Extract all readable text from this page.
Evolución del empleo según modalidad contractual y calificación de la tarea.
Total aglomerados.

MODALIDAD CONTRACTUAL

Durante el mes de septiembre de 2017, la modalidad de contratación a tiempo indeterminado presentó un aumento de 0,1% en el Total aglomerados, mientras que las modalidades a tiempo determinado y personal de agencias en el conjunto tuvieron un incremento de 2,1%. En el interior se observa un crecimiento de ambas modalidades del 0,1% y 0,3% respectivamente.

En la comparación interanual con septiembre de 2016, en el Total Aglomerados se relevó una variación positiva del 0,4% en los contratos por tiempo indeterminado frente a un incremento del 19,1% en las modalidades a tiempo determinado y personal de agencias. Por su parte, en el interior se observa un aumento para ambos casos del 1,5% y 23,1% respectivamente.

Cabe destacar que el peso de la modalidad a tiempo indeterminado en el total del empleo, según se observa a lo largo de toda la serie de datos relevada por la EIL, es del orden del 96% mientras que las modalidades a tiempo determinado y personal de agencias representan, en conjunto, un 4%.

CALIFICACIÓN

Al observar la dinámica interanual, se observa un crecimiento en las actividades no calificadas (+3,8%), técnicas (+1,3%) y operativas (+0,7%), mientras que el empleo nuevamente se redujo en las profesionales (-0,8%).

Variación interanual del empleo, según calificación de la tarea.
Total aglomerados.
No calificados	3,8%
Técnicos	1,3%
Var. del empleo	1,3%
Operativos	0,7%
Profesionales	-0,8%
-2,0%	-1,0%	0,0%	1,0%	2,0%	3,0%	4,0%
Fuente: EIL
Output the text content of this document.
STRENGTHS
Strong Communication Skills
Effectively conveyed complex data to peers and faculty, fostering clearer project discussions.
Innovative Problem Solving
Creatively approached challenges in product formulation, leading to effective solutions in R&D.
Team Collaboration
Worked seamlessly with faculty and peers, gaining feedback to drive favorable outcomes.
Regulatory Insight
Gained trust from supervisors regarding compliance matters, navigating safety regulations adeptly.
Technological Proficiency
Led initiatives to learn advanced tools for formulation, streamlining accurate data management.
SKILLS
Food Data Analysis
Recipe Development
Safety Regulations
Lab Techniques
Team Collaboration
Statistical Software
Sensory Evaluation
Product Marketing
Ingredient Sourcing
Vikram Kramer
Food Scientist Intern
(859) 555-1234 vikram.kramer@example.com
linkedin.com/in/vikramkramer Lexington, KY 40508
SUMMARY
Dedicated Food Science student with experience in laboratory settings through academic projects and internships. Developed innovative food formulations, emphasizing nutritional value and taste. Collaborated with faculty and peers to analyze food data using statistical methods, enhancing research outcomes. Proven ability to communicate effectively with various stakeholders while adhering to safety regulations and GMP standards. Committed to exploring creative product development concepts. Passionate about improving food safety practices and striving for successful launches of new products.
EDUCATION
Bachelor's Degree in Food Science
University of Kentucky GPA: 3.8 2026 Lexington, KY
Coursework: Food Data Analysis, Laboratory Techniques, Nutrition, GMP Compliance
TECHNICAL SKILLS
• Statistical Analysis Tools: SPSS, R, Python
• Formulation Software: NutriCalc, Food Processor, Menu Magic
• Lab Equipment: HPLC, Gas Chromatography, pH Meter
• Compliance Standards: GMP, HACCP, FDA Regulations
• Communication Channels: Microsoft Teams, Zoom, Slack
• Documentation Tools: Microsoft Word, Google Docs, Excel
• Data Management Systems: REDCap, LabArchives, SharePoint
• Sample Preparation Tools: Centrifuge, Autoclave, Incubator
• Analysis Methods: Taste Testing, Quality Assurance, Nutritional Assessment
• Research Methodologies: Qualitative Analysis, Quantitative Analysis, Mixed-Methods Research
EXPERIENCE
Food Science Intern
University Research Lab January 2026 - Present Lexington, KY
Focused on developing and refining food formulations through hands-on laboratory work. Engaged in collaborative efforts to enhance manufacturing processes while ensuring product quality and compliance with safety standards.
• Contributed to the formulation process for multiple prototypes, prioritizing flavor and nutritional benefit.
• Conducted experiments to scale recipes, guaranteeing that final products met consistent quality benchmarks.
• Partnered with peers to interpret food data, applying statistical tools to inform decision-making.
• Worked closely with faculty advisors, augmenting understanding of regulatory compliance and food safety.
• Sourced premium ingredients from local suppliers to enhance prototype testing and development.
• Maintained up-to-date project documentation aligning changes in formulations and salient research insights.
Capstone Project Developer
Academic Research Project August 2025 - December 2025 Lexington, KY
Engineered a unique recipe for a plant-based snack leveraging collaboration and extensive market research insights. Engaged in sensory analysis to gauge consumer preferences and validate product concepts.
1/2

Your instructions: Give all of the entries again, word for word.

Answer below:
Extract all readable text from this page.
Evolución del empleo según modalidad contractual y calificación de la tarea.
Total aglomerados.

MODALIDAD CONTRACTUAL

Durante el mes de septiembre de 2017, la modalidad de contratación a tiempo indeterminado presentó un aumento de 0,1% en el Total aglomerados, mientras que las modalidades a tiempo determinado y personal de agencias en el conjunto tuvieron un incremento de 2,1%. En el interior se observa un crecimiento de ambas modalidades del 0,1% y 0,3% respectivamente.

En la comparación interanual con septiembre de 2016, en el Total Aglomerados se relevó una variación positiva del 0,4% en los contratos por tiempo indeterminado frente a un incremento del 19,1% en las modalidades a tiempo determinado y personal de agencias. Por su parte, en el interior se observa un aumento para ambos casos del 1,5% y 23,1% respectivamente.

Cabe destacar que el peso de la modalidad a tiempo indeterminado en el total del empleo, según se observa a lo largo de toda la serie de datos relevada por la EIL, es del orden del 96% mientras que las modalidades a tiempo determinado y personal de agencias representan, en conjunto, un 4%.

CALIFICACIÓN

Al observar la dinámica interanual, se observa un crecimiento en las actividades no calificadas (+3,8%), técnicas (+1,3%) y operativas (+0,7%), mientras que el empleo nuevamente se redujo en las profesionales (-0,8%).

Variación interanual del empleo, según calificación de la tarea.
Total aglomerados.
No calificados	3,8%
Técnicos	1,3%
Var. del empleo	1,3%
Operativos	0,7%
Profesionales	-0,8%
-2,0%	-1,0%	0,0%	1,0%	2,0%	3,0%	4,0%
Fuente: EIL
Output the text content of this document.
STRENGTHS
Strong Communication Skills
Effectively conveyed complex data to peers and faculty, fostering clearer project discussions.
Innovative Problem Solving
Creatively approached challenges in product formulation, leading to effective solutions in R&D.
Team Collaboration
Worked seamlessly with faculty and peers, gaining feedback to drive favorable outcomes.
Regulatory Insight
Gained trust from supervisors regarding compliance matters, navigating safety regulations adeptly.
Technological Proficiency
Led initiatives to learn advanced tools for formulation, streamlining accurate data management.
SKILLS
Food Data Analysis
Recipe Development
Safety Regulations
Lab Techniques
Team Collaboration
Statistical Software
Sensory Evaluation
Product Marketing
Ingredient Sourcing
Vikram Kramer
Food Scientist Intern
(859) 555-1234 vikram.kramer@example.com
linkedin.com/in/vikramkramer Lexington, KY 40508
SUMMARY
Dedicated Food Science student with experience in laboratory settings through academic projects and internships. Developed innovative food formulations, emphasizing nutritional value and taste. Collaborated with faculty and peers to analyze food data using statistical methods, enhancing research outcomes. Proven ability to communicate effectively with various stakeholders while adhering to safety regulations and GMP standards. Committed to exploring creative product development concepts. Passionate about improving food safety practices and striving for successful launches of new products.
EDUCATION
Bachelor's Degree in Food Science
University of Kentucky GPA: 3.8 2026 Lexington, KY
Coursework: Food Data Analysis, Laboratory Techniques, Nutrition, GMP Compliance
TECHNICAL SKILLS
• Statistical Analysis Tools: SPSS, R, Python
• Formulation Software: NutriCalc, Food Processor, Menu Magic
• Lab Equipment: HPLC, Gas Chromatography, pH Meter
• Compliance Standards: GMP, HACCP, FDA Regulations
• Communication Channels: Microsoft Teams, Zoom, Slack
• Documentation Tools: Microsoft Word, Google Docs, Excel
• Data Management Systems: REDCap, LabArchives, SharePoint
• Sample Preparation Tools: Centrifuge, Autoclave, Incubator
• Analysis Methods: Taste Testing, Quality Assurance, Nutritional Assessment
• Research Methodologies: Qualitative Analysis, Quantitative Analysis, Mixed-Methods Research
EXPERIENCE
Food Science Intern
University Research Lab January 2026 - Present Lexington, KY
Focused on developing and refining food formulations through hands-on laboratory work. Engaged in collaborative efforts to enhance manufacturing processes while ensuring product quality and compliance with safety standards.
• Contributed to the formulation process for multiple prototypes, prioritizing flavor and nutritional benefit.
• Conducted experiments to scale recipes, guaranteeing that final products met consistent quality benchmarks.
• Partnered with peers to interpret food data, applying statistical tools to inform decision-making.
• Worked closely with faculty advisors, augmenting understanding of regulatory compliance and food safety.
• Sourced premium ingredients from local suppliers to enhance prototype testing and development.
• Maintained up-to-date project documentation aligning changes in formulations and salient research insights.
Capstone Project Developer
Academic Research Project August 2025 - December 2025 Lexington, KY
Engineered a unique recipe for a plant-based snack leveraging collaboration and extensive market research insights. Engaged in sensory analysis to gauge consumer preferences and validate product concepts.
1/2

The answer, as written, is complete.